*Provided data:*
_ _ _ _ _ _ _

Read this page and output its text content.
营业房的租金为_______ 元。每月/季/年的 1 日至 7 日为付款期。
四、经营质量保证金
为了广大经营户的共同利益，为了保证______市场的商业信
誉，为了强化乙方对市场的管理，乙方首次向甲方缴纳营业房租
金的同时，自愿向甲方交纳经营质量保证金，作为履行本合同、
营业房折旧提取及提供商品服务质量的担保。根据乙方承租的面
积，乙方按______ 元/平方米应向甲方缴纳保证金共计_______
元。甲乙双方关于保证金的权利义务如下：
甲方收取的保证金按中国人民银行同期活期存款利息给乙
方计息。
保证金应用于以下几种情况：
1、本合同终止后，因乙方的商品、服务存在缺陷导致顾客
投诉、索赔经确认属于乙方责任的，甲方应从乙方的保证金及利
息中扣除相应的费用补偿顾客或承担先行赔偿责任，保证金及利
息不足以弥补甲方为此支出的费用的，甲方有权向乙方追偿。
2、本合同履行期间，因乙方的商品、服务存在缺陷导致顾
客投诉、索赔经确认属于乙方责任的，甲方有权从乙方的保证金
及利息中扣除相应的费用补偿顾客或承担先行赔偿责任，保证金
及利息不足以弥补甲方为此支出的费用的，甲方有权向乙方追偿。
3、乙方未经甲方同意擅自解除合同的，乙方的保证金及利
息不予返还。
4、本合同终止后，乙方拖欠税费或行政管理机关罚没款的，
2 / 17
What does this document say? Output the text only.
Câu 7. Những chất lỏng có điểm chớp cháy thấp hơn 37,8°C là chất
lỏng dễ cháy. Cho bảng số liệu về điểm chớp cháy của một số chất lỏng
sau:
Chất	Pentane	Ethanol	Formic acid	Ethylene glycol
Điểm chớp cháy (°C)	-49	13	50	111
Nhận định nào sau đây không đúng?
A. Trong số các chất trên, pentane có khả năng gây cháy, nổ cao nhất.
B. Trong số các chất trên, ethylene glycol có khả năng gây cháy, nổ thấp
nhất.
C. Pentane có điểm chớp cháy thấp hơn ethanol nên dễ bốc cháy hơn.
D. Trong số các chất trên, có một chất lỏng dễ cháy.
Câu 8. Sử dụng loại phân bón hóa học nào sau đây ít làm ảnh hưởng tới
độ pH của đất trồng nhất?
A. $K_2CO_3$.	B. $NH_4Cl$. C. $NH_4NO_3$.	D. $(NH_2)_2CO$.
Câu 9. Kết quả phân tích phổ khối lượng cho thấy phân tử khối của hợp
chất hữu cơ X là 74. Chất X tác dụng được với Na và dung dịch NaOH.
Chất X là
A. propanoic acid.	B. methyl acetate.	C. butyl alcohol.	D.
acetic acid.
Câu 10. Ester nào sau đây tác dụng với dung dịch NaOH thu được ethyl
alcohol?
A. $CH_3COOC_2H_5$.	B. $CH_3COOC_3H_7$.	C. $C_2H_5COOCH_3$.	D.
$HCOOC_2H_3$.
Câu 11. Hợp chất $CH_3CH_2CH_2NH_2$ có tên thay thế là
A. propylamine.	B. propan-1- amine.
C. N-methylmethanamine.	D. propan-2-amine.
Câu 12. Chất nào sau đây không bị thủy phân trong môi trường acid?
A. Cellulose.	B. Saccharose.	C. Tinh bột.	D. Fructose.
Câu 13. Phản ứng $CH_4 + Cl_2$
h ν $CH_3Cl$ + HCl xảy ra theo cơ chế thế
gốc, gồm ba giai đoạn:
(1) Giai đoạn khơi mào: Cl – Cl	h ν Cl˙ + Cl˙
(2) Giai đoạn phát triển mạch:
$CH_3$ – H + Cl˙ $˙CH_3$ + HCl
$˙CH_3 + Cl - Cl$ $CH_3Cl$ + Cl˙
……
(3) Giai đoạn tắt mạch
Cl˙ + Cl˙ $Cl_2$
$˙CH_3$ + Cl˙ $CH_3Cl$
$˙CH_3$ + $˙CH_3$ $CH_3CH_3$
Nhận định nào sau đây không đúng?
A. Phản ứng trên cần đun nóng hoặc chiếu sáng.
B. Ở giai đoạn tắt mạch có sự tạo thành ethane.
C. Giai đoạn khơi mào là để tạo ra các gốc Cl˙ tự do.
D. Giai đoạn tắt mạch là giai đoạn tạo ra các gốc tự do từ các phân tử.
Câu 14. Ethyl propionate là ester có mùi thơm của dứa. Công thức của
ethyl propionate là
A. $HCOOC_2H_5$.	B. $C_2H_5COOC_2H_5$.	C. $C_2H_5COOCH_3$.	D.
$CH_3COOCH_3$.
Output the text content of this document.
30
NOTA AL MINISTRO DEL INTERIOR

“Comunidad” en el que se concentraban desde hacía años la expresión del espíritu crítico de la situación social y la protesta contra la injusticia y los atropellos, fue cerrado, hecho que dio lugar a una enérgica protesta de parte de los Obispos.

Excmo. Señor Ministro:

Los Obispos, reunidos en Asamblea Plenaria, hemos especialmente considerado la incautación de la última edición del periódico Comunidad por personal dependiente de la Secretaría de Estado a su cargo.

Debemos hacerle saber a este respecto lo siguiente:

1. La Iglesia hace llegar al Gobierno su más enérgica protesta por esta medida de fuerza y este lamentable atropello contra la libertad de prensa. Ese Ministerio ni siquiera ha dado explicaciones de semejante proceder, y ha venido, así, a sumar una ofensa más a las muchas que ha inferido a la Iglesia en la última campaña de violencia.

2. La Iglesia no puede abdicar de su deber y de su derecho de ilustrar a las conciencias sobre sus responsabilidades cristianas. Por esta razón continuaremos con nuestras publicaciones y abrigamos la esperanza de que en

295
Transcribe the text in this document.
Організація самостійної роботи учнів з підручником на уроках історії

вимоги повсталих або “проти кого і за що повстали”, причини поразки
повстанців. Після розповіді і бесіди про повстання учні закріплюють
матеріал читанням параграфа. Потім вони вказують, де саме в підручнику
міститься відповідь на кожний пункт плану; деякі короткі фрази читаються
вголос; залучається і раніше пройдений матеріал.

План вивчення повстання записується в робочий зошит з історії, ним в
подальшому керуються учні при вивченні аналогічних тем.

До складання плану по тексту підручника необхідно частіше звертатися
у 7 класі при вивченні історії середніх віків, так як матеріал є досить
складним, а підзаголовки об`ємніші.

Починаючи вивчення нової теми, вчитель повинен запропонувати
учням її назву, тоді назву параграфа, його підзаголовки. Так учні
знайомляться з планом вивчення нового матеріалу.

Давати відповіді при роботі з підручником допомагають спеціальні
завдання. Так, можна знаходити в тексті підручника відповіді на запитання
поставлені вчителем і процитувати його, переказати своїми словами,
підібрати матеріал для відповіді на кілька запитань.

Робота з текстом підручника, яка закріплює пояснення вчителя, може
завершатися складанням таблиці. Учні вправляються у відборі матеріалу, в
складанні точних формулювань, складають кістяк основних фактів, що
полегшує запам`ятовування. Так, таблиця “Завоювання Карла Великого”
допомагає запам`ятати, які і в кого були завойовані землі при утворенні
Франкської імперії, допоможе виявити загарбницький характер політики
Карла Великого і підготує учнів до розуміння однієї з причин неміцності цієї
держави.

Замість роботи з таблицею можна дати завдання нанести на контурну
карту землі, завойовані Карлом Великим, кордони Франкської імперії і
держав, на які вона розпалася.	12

_ _ _ _ _ _ _

*Written task:* Show all lines in the entries above where the word "khơi" appears.

*Exercise solution:*
(1) Giai đoạn khơi mào: Cl – Cl	h ν Cl˙ + Cl˙
C. Giai đoạn khơi mào là để tạo ra các gốc Cl˙ tự do.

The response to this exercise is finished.